Archive for the ‘recommendations’ Category

Enhancing Mobile Recommender Systems with Activity Inference

Thursday, July 2nd, 2009

Daniele had briefly blogged here about this interesting paper, by Kurt Partridge and Bob Price, for which I will give a longer review. Some of the techniques used in this paper could be useful for further research and even its limitations are interesting subject of analysis.

Given that today’s Mobile Leisure Guide Systems need a big amount of user interaction (for configuration/preferences), this paper proposes to integrate current sensor data, models built from historical sensor data, and user studies, into a framework able to infer user high level activities, in order to improve recommendations and decrease the amount of user tasks.

Authors claim to address the problem of lack of situational user preferences by interpreting multidimensional contextual data using a categorical variable that represents high-level user activities like “EAT”, “SHOP”, “SEE”, “DO”, “READ”. A prediction is of course a probability distribution over the possible activity types.

Recommendations are provided through a thin client supported by a backend server. The following techniques are employed to produce a prediction:

  • Static prior models
    • PopulationPriorModel: based on time of the day, day of the week, and current weather, according to typical activities studies from the Japan Statistics Bureau.
    • PlaceTimeModel: based on time and location, using hand-constructed data collected from a user study.
    • UserCalendarModel: provides a likely activity based on the user’s appointment calendar.
  • Learning models
    • LearnedVisitModel: tries predicting the user’s intended activities from time of day, learning from observations of their contextual data history. A Bayesian network is employed to calculate the activity probability given location and time.
    • LearnedInteractionModel: constructs a model of the user’s typical activities at specific times, by looking for patterns in the user’s interaction with his/her mobile device.

Activity inferences are made by combining the predictions from all the five models, using geometric combination of the probability distributions.

A query context module is fed to the activity prediction module to provide prediction data of the context in which the user may be interested. For example, the user could be at work when searching for a restaurant, but his/her actual context could be the area downtown in which he/she plans to go for dinner.

Authors carried out a user study, evaluating the capability of each model to provide accurate predictions.  Eleven participants carried the device for two days, and were rewarded with cash discounts for leisure activities they engaged in while using the device. The Query Context Prediction module was not enabled because of the short duration. Results show high accuracy (62% for baseline=”always predict EAT”, 77% for PlaceTimeModel).

Some good and problematic issues with this paper

  • the prediction techniques used are interesting and could be applied to other domains; moreover I think it’s useful to combine data from user studies and learning techniques as user profiling helps developers (and apps) to understand users in general - before applying this knowledge to a specific user
  • the sample size makes the user study flawed: 11 participants carrying devices for 2 days approaches statistical insignificance; weekdays/weekends is the first issues that bumps into my mind, just to mention one
  • offering cash discounts for leisure activities is presumably not the correct form of reward for this kind of study as it makes users more willing to engage in activities that require spending money over the free ones (e.g. EAT vs. SEE)

* * * * * * *

= Given request a =
Rewrite the entries, starting with the first one and going on through the one containing "I need the location", substituting "enclosing box" for "bounding box" and leaving everything else unchanged. Return only those entries.

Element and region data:
* * * * * * *

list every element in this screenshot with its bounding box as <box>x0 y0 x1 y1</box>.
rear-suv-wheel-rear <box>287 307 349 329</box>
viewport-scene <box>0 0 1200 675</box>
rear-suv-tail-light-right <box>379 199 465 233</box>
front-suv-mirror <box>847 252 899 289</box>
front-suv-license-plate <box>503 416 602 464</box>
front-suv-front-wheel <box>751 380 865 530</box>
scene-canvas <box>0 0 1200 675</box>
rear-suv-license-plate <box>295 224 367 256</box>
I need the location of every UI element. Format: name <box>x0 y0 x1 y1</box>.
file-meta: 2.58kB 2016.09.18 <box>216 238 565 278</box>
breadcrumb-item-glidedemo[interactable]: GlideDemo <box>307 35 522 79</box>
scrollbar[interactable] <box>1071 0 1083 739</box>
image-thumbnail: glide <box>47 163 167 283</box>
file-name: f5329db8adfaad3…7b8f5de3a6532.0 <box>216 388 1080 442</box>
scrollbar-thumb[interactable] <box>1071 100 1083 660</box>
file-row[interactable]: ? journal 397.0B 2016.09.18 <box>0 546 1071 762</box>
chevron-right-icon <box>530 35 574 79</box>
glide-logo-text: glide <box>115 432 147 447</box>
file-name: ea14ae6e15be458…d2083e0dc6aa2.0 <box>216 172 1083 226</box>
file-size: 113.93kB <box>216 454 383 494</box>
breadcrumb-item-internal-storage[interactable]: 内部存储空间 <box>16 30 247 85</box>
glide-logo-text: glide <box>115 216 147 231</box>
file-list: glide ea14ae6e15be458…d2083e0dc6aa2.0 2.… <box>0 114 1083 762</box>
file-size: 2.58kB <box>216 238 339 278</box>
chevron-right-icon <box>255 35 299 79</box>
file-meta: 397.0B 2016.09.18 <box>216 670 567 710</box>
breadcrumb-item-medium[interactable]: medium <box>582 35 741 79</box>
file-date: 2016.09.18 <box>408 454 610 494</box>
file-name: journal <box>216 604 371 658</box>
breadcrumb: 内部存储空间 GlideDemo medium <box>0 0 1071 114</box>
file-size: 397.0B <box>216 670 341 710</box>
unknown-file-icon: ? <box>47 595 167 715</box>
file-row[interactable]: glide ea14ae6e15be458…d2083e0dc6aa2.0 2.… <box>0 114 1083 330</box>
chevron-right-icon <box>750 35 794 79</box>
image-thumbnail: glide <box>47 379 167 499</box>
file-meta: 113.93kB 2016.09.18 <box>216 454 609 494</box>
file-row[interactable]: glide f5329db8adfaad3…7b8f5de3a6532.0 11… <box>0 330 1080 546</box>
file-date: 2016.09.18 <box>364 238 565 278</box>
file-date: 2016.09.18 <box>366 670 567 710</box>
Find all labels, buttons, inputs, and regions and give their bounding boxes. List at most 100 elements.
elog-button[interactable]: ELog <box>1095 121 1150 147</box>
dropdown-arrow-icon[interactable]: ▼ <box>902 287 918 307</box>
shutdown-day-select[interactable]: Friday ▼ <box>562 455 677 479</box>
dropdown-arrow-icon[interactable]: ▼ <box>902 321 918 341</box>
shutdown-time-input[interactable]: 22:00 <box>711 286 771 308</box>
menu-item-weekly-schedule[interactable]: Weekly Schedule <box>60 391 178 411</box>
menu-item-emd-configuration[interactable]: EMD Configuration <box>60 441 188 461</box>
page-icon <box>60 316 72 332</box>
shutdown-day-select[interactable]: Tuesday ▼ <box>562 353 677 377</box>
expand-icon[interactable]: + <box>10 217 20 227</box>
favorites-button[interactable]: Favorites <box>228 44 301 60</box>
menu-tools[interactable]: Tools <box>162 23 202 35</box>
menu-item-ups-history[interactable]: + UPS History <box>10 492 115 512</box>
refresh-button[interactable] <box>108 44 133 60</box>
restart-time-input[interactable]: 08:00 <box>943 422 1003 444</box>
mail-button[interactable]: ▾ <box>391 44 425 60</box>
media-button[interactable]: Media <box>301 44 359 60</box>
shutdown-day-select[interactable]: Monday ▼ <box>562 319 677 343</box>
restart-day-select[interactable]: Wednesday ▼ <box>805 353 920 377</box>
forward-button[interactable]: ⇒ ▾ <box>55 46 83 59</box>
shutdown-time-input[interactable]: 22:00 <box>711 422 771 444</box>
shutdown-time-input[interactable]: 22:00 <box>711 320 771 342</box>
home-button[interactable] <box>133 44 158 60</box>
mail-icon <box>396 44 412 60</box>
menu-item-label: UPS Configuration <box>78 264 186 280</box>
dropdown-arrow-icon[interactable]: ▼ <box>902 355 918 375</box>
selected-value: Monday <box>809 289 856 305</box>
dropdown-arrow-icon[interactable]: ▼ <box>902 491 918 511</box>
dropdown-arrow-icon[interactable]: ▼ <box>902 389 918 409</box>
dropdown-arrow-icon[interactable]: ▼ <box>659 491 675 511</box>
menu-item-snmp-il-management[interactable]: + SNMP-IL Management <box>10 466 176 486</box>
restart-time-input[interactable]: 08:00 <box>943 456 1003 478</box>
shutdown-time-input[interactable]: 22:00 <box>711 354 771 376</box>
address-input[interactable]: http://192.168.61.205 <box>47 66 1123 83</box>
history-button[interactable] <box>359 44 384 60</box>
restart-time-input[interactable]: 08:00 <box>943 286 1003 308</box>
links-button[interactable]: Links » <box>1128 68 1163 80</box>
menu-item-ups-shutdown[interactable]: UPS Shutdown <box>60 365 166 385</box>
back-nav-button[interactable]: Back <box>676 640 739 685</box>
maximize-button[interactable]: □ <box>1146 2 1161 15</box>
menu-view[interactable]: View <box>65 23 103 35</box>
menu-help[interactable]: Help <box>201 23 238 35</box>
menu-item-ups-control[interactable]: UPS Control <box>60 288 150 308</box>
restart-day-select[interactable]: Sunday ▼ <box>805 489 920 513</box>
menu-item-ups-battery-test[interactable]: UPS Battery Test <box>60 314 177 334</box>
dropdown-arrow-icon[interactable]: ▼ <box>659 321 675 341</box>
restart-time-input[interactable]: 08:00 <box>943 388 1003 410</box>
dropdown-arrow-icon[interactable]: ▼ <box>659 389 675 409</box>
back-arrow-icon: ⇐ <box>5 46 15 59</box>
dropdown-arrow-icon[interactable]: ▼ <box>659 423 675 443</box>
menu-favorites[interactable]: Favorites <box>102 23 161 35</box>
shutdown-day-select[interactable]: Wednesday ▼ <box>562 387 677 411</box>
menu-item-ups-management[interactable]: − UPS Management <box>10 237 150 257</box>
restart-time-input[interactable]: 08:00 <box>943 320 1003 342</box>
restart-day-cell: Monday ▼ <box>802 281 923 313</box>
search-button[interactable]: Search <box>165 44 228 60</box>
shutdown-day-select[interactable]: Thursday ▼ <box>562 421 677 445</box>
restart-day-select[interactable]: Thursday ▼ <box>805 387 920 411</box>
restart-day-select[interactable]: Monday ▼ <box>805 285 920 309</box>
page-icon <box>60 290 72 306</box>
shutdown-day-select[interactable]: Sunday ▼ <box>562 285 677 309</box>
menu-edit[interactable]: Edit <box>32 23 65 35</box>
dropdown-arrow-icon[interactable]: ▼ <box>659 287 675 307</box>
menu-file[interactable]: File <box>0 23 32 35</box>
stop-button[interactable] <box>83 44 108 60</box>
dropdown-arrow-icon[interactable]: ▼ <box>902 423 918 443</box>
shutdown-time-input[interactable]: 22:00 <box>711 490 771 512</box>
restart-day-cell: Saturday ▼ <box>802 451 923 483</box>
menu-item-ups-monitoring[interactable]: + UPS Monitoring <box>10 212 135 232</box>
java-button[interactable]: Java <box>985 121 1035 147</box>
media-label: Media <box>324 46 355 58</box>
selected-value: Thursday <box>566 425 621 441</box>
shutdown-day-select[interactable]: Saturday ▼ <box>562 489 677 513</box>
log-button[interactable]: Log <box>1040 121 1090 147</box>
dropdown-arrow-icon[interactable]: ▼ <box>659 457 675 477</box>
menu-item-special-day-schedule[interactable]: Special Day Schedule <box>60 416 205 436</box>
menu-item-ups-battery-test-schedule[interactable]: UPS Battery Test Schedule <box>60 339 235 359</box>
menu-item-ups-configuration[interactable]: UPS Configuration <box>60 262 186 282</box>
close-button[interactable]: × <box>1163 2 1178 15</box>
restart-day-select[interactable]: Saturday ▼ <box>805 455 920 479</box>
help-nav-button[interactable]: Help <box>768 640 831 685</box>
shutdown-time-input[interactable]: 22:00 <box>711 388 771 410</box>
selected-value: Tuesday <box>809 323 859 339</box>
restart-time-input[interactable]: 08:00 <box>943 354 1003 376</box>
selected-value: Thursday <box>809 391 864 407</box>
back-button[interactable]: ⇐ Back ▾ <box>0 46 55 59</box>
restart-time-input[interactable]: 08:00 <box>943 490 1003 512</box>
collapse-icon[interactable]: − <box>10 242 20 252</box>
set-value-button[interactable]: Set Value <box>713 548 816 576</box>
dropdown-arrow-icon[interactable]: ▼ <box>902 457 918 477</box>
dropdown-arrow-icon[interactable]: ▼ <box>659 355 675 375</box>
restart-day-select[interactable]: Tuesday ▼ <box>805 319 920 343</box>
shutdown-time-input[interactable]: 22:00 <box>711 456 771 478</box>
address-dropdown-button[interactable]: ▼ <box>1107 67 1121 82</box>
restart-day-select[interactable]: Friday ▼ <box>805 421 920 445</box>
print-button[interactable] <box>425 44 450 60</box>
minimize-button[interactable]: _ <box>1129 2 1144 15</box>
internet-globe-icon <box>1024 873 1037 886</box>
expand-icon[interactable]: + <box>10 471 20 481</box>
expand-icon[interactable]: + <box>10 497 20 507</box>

* * * * * * *

= Given request b =
Transcribe the passage in the mobile recommender review, starting with "Activity inferences are" and going on through "77% for PlaceTimeModel).".

= Correct output a =
list every element in this screenshot with its enclosing box as <box>x0 y0 x1 y1</box>.
rear-suv-wheel-rear <box>287 307 349 329</box>
viewport-scene <box>0 0 1200 675</box>
rear-suv-tail-light-right <box>379 199 465 233</box>
front-suv-mirror <box>847 252 899 289</box>
front-suv-license-plate <box>503 416 602 464</box>
front-suv-front-wheel <box>751 380 865 530</box>
scene-canvas <box>0 0 1200 675</box>
rear-suv-license-plate <box>295 224 367 256</box>
I need the location of every UI element. Format: name <box>x0 y0 x1 y1</box>.

= Correct output b =
Activity inferences are made by combining the predictions from all the five models, using geometric combination of the probability distributions.

A query context module is fed to the activity prediction module to provide prediction data of the context in which the user may be interested. For example, the user could be at work when searching for a restaurant, but his/her actual context could be the area downtown in which he/she plans to go for dinner.

Authors carried out a user study, evaluating the capability of each model to provide accurate predictions.  Eleven participants carried the device for two days, and were rewarded with cash discounts for leisure activities they engaged in while using the device. The Query Context Prediction module was not enabled because of the short duration. Results show high accuracy (62% for baseline=”always predict EAT”, 77% for PlaceTimeModel).